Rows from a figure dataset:
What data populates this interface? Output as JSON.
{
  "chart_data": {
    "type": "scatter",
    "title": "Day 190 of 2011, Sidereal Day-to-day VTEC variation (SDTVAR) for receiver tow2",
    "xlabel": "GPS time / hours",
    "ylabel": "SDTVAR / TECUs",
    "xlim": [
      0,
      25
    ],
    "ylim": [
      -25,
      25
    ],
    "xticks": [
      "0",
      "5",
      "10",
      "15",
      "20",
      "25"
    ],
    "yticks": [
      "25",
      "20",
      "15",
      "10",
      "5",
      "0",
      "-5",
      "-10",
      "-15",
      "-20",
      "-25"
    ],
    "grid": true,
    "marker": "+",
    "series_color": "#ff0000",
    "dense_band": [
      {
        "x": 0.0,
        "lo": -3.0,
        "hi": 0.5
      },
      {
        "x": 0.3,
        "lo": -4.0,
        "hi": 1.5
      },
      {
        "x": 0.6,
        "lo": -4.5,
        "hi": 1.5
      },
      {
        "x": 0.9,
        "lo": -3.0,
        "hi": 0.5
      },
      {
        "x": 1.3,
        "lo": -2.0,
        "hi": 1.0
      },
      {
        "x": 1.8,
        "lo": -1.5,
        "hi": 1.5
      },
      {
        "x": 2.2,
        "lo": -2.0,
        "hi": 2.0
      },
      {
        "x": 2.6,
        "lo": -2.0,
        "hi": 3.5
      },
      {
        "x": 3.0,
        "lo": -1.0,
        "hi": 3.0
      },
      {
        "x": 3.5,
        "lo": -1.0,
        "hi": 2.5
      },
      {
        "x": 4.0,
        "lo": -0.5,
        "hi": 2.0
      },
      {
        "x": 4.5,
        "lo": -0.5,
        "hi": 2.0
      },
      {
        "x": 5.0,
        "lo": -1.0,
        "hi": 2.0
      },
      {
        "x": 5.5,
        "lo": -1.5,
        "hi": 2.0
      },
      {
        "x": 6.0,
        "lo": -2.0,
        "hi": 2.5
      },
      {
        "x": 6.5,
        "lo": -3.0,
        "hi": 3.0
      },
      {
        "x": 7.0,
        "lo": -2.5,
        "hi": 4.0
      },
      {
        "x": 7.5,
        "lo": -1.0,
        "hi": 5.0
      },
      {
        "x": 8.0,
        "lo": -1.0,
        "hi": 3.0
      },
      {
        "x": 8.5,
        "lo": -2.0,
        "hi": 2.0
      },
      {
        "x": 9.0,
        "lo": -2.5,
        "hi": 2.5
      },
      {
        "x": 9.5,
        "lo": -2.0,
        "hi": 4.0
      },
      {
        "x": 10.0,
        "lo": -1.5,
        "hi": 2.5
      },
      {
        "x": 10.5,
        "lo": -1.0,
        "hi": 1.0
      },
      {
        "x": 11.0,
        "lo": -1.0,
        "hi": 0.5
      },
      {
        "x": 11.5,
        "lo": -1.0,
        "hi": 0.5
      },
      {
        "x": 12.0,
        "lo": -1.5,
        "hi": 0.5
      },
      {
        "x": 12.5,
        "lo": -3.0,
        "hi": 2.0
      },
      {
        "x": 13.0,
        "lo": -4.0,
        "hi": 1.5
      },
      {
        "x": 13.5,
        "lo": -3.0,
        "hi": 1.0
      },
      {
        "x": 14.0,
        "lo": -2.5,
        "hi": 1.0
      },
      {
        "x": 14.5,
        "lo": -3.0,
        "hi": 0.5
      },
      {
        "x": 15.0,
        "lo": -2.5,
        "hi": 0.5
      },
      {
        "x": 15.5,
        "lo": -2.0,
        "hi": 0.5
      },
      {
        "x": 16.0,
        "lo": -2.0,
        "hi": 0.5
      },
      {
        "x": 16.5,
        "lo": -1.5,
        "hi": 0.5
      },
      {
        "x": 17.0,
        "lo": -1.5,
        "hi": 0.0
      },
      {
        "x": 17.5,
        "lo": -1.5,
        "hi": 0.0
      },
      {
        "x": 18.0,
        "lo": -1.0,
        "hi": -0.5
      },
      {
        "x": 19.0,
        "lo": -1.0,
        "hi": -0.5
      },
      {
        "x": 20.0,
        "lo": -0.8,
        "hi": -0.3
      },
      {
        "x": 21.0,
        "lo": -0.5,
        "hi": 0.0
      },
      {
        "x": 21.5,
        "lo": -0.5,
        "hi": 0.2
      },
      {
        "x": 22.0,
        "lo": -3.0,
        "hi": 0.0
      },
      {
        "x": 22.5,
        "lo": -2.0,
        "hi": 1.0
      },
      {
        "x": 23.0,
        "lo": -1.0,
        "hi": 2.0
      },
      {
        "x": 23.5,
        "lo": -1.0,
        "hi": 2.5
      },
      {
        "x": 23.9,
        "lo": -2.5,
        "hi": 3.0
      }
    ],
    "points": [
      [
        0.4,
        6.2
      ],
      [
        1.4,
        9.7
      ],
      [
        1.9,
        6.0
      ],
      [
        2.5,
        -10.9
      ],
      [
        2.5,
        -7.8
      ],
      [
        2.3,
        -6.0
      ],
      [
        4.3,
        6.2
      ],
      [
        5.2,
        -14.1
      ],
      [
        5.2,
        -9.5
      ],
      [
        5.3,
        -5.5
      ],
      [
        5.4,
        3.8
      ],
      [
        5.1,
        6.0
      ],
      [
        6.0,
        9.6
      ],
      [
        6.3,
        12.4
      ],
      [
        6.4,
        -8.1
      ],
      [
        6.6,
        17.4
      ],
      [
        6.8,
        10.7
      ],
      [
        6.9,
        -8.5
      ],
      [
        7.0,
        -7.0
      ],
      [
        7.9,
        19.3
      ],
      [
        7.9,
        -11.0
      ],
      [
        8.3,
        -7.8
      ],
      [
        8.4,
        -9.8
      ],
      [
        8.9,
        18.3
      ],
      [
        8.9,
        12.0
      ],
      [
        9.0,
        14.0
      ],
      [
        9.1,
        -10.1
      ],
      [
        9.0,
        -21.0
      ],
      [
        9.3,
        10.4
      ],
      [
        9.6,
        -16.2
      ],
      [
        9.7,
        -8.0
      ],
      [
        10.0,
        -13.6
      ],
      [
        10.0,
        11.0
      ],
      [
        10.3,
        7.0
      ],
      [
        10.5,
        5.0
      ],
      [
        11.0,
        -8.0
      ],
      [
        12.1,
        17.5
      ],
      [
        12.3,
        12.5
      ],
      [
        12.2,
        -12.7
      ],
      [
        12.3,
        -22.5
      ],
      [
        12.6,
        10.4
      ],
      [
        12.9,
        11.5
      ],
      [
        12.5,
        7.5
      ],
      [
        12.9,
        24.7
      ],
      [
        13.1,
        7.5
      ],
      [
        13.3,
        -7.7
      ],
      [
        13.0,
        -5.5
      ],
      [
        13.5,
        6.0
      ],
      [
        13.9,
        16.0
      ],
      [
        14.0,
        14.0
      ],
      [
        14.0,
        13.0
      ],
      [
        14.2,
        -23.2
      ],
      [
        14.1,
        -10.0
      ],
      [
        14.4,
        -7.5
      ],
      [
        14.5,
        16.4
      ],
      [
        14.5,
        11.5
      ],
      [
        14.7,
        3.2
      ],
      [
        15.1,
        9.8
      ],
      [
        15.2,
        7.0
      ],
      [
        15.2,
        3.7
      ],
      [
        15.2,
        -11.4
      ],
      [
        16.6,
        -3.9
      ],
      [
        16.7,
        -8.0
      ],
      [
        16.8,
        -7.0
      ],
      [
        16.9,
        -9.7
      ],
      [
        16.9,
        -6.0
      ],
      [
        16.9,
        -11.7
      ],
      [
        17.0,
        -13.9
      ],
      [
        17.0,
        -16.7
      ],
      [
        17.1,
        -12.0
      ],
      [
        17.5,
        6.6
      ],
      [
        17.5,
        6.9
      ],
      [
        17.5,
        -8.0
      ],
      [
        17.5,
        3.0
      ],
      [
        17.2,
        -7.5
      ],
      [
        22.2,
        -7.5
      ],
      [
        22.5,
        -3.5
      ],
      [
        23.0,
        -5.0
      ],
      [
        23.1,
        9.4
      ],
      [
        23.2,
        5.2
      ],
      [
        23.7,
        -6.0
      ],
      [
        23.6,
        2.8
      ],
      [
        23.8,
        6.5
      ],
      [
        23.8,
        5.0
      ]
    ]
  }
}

== Required work ==
Return every line from the records above that holds the word "SDTVAR".

== Completed task ==
    "title": "Day 190 of 2011, Sidereal Day-to-day VTEC variation (SDTVAR) for receiver tow2",
    "ylabel": "SDTVAR / TECUs",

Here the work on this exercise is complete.